The task :: What follows is a block of records; reproduce all of it verbatim.

Records ::
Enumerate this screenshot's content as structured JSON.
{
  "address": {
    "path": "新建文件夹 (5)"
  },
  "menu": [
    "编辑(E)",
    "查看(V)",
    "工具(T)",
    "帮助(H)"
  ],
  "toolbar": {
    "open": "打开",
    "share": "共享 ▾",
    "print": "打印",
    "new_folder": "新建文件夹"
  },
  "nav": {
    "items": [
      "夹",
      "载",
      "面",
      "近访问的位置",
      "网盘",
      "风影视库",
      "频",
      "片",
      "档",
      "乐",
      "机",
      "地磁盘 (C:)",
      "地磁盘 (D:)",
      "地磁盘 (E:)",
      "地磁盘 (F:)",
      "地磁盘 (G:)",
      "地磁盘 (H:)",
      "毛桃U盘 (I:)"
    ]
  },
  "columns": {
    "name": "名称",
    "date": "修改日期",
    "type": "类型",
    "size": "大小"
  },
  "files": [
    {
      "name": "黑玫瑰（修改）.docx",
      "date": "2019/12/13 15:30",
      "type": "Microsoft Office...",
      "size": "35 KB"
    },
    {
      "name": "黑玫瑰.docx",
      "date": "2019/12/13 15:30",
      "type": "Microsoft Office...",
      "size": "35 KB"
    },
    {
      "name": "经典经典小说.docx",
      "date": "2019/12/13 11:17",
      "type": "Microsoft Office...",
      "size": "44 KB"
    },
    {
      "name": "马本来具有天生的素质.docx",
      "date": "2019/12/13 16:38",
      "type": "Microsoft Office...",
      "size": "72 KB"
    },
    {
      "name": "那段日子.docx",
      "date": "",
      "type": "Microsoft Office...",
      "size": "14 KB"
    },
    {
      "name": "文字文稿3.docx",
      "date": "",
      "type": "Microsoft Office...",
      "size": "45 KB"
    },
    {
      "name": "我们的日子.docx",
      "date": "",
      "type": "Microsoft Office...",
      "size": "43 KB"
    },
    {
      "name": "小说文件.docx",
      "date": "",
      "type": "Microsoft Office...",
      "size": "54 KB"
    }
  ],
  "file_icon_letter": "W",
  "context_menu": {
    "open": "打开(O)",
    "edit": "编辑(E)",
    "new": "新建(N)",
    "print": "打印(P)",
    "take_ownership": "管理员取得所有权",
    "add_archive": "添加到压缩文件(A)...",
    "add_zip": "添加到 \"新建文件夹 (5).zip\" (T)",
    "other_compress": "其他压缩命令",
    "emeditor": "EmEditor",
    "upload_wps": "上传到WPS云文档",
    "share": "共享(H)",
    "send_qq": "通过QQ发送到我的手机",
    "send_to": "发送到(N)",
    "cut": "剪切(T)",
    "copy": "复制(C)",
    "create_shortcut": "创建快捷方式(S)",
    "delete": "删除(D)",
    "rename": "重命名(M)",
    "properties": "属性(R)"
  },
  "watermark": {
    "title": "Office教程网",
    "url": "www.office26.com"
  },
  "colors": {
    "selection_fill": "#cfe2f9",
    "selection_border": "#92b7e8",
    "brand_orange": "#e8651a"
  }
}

Solution ::
Enumerate this screenshot's content as structured JSON.
{
  "address": {
    "path": "新建文件夹 (5)"
  },
  "menu": [
    "编辑(E)",
    "查看(V)",
    "工具(T)",
    "帮助(H)"
  ],
  "toolbar": {
    "open": "打开",
    "share": "共享 ▾",
    "print": "打印",
    "new_folder": "新建文件夹"
  },
  "nav": {
    "items": [
      "夹",
      "载",
      "面",
      "近访问的位置",
      "网盘",
      "风影视库",
      "频",
      "片",
      "档",
      "乐",
      "机",
      "地磁盘 (C:)",
      "地磁盘 (D:)",
      "地磁盘 (E:)",
      "地磁盘 (F:)",
      "地磁盘 (G:)",
      "地磁盘 (H:)",
      "毛桃U盘 (I:)"
    ]
  },
  "columns": {
    "name": "名称",
    "date": "修改日期",
    "type": "类型",
    "size": "大小"
  },
  "files": [
    {
      "name": "黑玫瑰（修改）.docx",
      "date": "2019/12/13 15:30",
      "type": "Microsoft Office...",
      "size": "35 KB"
    },
    {
      "name": "黑玫瑰.docx",
      "date": "2019/12/13 15:30",
      "type": "Microsoft Office...",
      "size": "35 KB"
    },
    {
      "name": "经典经典小说.docx",
      "date": "2019/12/13 11:17",
      "type": "Microsoft Office...",
      "size": "44 KB"
    },
    {
      "name": "马本来具有天生的素质.docx",
      "date": "2019/12/13 16:38",
      "type": "Microsoft Office...",
      "size": "72 KB"
    },
    {
      "name": "那段日子.docx",
      "date": "",
      "type": "Microsoft Office...",
      "size": "14 KB"
    },
    {
      "name": "文字文稿3.docx",
      "date": "",
      "type": "Microsoft Office...",
      "size": "45 KB"
    },
    {
      "name": "我们的日子.docx",
      "date": "",
      "type": "Microsoft Office...",
      "size": "43 KB"
    },
    {
      "name": "小说文件.docx",
      "date": "",
      "type": "Microsoft Office...",
      "size": "54 KB"
    }
  ],
  "file_icon_letter": "W",
  "context_menu": {
    "open": "打开(O)",
    "edit": "编辑(E)",
    "new": "新建(N)",
    "print": "打印(P)",
    "take_ownership": "管理员取得所有权",
    "add_archive": "添加到压缩文件(A)...",
    "add_zip": "添加到 \"新建文件夹 (5).zip\" (T)",
    "other_compress": "其他压缩命令",
    "emeditor": "EmEditor",
    "upload_wps": "上传到WPS云文档",
    "share": "共享(H)",
    "send_qq": "通过QQ发送到我的手机",
    "send_to": "发送到(N)",
    "cut": "剪切(T)",
    "copy": "复制(C)",
    "create_shortcut": "创建快捷方式(S)",
    "delete": "删除(D)",
    "rename": "重命名(M)",
    "properties": "属性(R)"
  },
  "watermark": {
    "title": "Office教程网",
    "url": "www.office26.com"
  },
  "colors": {
    "selection_fill": "#cfe2f9",
    "selection_border": "#92b7e8",
    "brand_orange": "#e8651a"
  }
}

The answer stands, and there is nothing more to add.